WORK TO COMPLETE:
Return only the number of lines in the entries below that hold the word "изделия".

DATA EXTRACT:
══════════
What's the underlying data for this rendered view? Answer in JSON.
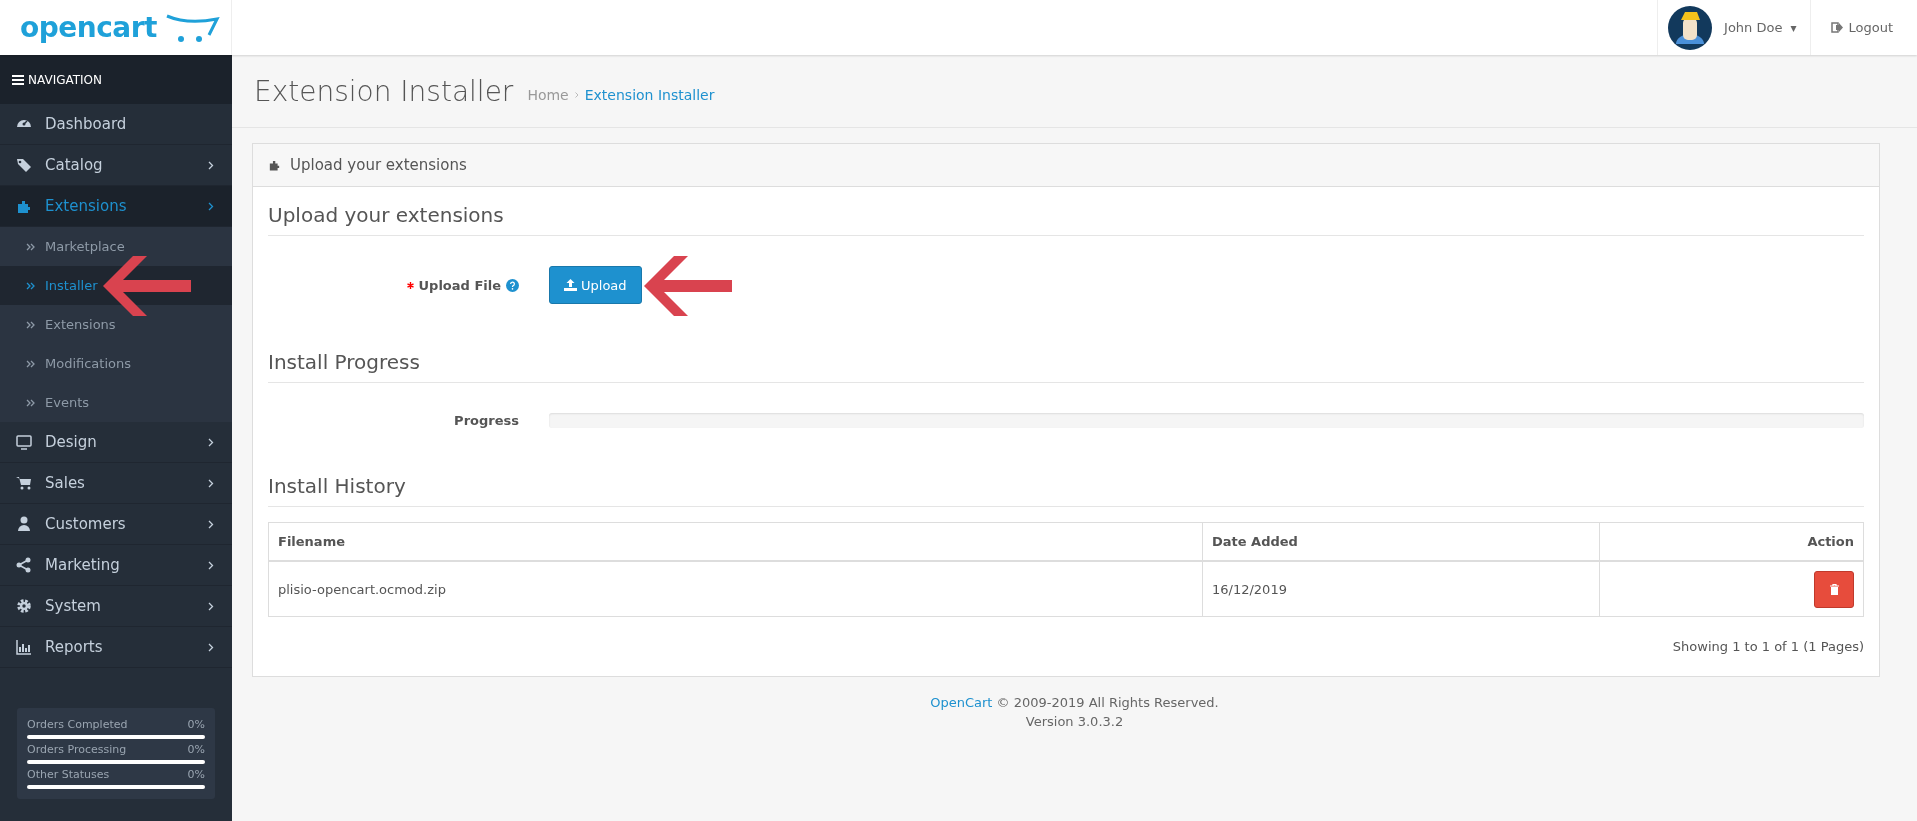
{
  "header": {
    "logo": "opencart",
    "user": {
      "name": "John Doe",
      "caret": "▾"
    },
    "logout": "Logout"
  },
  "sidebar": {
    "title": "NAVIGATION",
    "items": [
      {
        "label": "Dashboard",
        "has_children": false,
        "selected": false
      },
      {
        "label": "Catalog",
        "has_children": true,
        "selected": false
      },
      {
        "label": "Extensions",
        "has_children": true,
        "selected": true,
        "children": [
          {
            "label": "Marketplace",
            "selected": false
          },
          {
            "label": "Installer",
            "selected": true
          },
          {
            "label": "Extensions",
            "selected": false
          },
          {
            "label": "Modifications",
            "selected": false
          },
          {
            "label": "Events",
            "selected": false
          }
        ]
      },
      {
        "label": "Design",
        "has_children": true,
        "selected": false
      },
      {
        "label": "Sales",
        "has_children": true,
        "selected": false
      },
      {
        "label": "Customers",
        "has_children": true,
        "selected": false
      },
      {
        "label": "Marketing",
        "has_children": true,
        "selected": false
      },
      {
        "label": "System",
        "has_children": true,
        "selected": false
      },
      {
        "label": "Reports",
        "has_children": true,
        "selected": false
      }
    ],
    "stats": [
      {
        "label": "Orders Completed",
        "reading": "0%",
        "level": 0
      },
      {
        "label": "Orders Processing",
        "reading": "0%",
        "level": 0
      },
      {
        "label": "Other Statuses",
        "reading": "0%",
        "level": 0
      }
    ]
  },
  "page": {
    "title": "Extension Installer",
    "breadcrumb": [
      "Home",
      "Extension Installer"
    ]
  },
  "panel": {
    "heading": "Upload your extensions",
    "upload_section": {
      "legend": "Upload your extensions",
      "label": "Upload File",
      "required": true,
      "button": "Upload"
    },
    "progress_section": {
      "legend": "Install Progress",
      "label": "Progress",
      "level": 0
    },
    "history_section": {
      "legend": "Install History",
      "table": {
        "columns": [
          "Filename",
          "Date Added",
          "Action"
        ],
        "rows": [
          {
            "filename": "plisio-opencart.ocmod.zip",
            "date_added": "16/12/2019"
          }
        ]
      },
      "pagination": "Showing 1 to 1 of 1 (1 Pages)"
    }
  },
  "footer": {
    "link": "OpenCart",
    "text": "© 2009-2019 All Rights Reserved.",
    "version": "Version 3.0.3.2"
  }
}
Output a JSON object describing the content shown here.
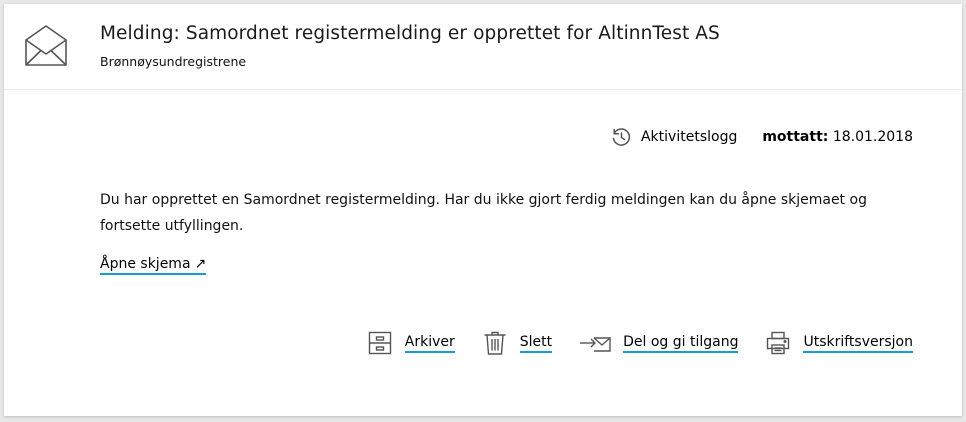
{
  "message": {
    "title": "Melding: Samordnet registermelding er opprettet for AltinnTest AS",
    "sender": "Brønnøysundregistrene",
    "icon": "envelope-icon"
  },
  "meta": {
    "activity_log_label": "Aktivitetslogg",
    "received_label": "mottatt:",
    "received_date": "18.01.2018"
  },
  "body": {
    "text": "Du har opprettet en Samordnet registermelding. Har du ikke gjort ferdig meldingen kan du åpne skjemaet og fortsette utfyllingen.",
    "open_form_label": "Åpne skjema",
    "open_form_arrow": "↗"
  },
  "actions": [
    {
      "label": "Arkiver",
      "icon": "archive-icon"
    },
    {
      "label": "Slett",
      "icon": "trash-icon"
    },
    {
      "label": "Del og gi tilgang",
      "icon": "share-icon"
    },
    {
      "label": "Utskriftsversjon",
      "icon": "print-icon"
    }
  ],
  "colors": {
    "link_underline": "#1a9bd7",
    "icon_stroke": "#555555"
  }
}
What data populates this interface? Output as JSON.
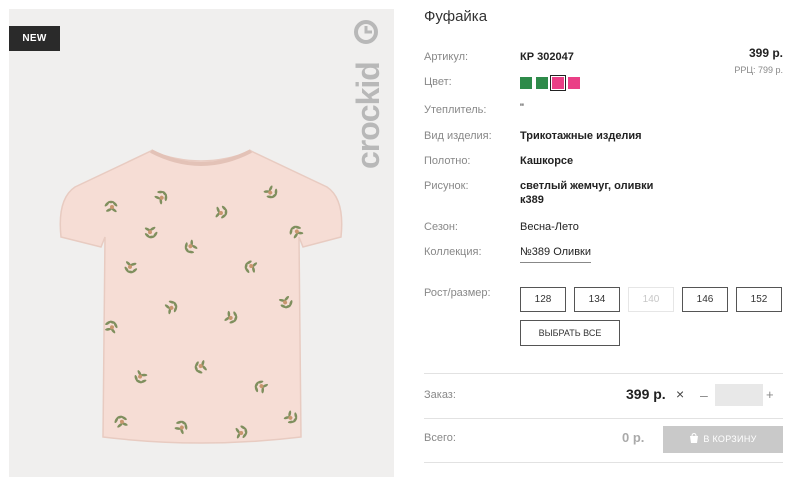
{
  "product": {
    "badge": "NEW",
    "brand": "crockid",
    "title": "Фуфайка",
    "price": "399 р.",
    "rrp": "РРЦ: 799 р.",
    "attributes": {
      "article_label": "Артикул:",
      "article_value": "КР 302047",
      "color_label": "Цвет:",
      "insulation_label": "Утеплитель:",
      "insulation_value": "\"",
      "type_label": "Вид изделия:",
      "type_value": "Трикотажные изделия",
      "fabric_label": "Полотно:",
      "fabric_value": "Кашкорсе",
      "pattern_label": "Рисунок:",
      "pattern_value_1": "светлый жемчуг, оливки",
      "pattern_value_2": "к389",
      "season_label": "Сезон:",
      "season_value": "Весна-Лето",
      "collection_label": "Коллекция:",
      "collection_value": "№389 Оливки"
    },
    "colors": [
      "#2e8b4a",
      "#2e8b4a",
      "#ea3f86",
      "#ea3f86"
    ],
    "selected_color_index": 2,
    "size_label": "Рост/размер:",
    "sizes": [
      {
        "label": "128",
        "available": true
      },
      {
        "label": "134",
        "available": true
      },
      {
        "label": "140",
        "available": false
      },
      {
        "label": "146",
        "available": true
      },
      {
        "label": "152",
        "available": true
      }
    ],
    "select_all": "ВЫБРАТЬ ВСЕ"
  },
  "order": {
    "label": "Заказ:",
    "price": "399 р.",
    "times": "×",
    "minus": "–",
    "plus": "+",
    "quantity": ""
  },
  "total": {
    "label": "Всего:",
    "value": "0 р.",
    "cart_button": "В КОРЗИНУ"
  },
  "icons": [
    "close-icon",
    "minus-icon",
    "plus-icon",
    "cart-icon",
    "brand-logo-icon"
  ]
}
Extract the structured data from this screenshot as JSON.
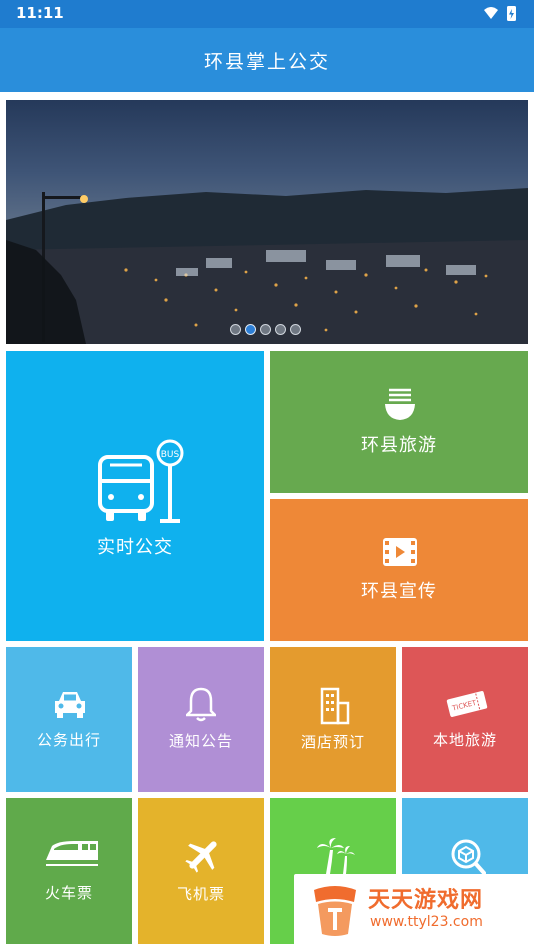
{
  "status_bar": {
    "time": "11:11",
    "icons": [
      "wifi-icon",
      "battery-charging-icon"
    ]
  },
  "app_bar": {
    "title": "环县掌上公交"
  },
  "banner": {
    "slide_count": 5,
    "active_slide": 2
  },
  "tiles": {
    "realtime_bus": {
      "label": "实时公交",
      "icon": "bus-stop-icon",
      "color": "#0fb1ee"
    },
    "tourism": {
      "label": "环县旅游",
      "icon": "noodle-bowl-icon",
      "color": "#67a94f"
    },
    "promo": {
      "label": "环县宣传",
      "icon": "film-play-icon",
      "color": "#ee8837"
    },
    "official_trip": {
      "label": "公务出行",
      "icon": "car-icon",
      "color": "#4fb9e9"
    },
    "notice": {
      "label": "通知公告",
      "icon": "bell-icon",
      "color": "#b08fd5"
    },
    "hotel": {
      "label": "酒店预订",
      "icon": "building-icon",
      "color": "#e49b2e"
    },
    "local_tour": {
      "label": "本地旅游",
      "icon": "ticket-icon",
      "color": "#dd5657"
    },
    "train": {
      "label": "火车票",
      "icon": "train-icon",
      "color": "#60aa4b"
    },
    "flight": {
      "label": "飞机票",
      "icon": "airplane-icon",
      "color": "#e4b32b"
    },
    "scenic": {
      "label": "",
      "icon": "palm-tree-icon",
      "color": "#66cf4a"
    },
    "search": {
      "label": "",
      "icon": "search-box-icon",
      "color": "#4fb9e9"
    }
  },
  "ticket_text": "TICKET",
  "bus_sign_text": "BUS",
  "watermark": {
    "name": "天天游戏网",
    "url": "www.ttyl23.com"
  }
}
══════════
ANSWER IN FULL:
2